Source data
——

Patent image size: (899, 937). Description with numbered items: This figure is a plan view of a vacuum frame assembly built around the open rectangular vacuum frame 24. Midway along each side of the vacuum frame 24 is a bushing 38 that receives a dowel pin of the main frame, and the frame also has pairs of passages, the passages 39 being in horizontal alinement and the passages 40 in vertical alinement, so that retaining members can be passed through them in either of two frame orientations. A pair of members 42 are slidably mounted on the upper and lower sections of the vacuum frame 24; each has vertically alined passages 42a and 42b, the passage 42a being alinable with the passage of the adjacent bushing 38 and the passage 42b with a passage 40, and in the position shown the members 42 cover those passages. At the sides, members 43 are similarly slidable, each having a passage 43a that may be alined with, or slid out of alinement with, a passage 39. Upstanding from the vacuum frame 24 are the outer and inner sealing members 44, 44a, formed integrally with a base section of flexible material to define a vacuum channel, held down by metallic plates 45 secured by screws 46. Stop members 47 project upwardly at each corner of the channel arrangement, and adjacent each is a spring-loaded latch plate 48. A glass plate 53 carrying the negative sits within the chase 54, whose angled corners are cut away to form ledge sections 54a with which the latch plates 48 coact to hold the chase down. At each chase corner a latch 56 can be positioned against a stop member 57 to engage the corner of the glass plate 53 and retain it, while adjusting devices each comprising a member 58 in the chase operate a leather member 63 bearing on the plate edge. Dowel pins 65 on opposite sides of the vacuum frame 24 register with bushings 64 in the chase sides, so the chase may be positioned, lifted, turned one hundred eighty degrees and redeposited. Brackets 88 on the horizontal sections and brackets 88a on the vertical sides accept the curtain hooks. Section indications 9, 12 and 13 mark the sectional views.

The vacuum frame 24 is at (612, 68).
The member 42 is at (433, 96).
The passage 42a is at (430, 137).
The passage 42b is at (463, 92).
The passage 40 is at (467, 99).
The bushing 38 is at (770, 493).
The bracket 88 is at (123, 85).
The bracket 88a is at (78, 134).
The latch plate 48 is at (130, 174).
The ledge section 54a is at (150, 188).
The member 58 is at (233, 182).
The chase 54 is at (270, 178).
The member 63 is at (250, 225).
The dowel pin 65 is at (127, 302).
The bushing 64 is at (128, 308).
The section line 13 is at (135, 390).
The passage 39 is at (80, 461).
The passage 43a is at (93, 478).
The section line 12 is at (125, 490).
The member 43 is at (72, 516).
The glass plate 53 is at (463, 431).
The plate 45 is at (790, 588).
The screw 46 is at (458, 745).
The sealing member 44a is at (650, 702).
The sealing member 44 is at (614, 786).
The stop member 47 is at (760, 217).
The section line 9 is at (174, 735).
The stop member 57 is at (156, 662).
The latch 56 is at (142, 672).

——

__What is required__.
Reproduce the lines of the source data above verbatim, from the first line to the last.

__Full answer__.
Patent image size: (899, 937). Description with numbered items: This figure is a plan view of a vacuum frame assembly built around the open rectangular vacuum frame 24. Midway along each side of the vacuum frame 24 is a bushing 38 that receives a dowel pin of the main frame, and the frame also has pairs of passages, the passages 39 being in horizontal alinement and the passages 40 in vertical alinement, so that retaining members can be passed through them in either of two frame orientations. A pair of members 42 are slidably mounted on the upper and lower sections of the vacuum frame 24; each has vertically alined passages 42a and 42b, the passage 42a being alinable with the passage of the adjacent bushing 38 and the passage 42b with a passage 40, and in the position shown the members 42 cover those passages. At the sides, members 43 are similarly slidable, each having a passage 43a that may be alined with, or slid out of alinement with, a passage 39. Upstanding from the vacuum frame 24 are the outer and inner sealing members 44, 44a, formed integrally with a base section of flexible material to define a vacuum channel, held down by metallic plates 45 secured by screws 46. Stop members 47 project upwardly at each corner of the channel arrangement, and adjacent each is a spring-loaded latch plate 48. A glass plate 53 carrying the negative sits within the chase 54, whose angled corners are cut away to form ledge sections 54a with which the latch plates 48 coact to hold the chase down. At each chase corner a latch 56 can be positioned against a stop member 57 to engage the corner of the glass plate 53 and retain it, while adjusting devices each comprising a member 58 in the chase operate a leather member 63 bearing on the plate edge. Dowel pins 65 on opposite sides of the vacuum frame 24 register with bushings 64 in the chase sides, so the chase may be positioned, lifted, turned one hundred eighty degrees and redeposited. Brackets 88 on the horizontal sections and brackets 88a on the vertical sides accept the curtain hooks. Section indications 9, 12 and 13 mark the sectional views.

The vacuum frame 24 is at (612, 68).
The member 42 is at (433, 96).
The passage 42a is at (430, 137).
The passage 42b is at (463, 92).
The passage 40 is at (467, 99).
The bushing 38 is at (770, 493).
The bracket 88 is at (123, 85).
The bracket 88a is at (78, 134).
The latch plate 48 is at (130, 174).
The ledge section 54a is at (150, 188).
The member 58 is at (233, 182).
The chase 54 is at (270, 178).
The member 63 is at (250, 225).
The dowel pin 65 is at (127, 302).
The bushing 64 is at (128, 308).
The section line 13 is at (135, 390).
The passage 39 is at (80, 461).
The passage 43a is at (93, 478).
The section line 12 is at (125, 490).
The member 43 is at (72, 516).
The glass plate 53 is at (463, 431).
The plate 45 is at (790, 588).
The screw 46 is at (458, 745).
The sealing member 44a is at (650, 702).
The sealing member 44 is at (614, 786).
The stop member 47 is at (760, 217).
The section line 9 is at (174, 735).
The stop member 57 is at (156, 662).
The latch 56 is at (142, 672).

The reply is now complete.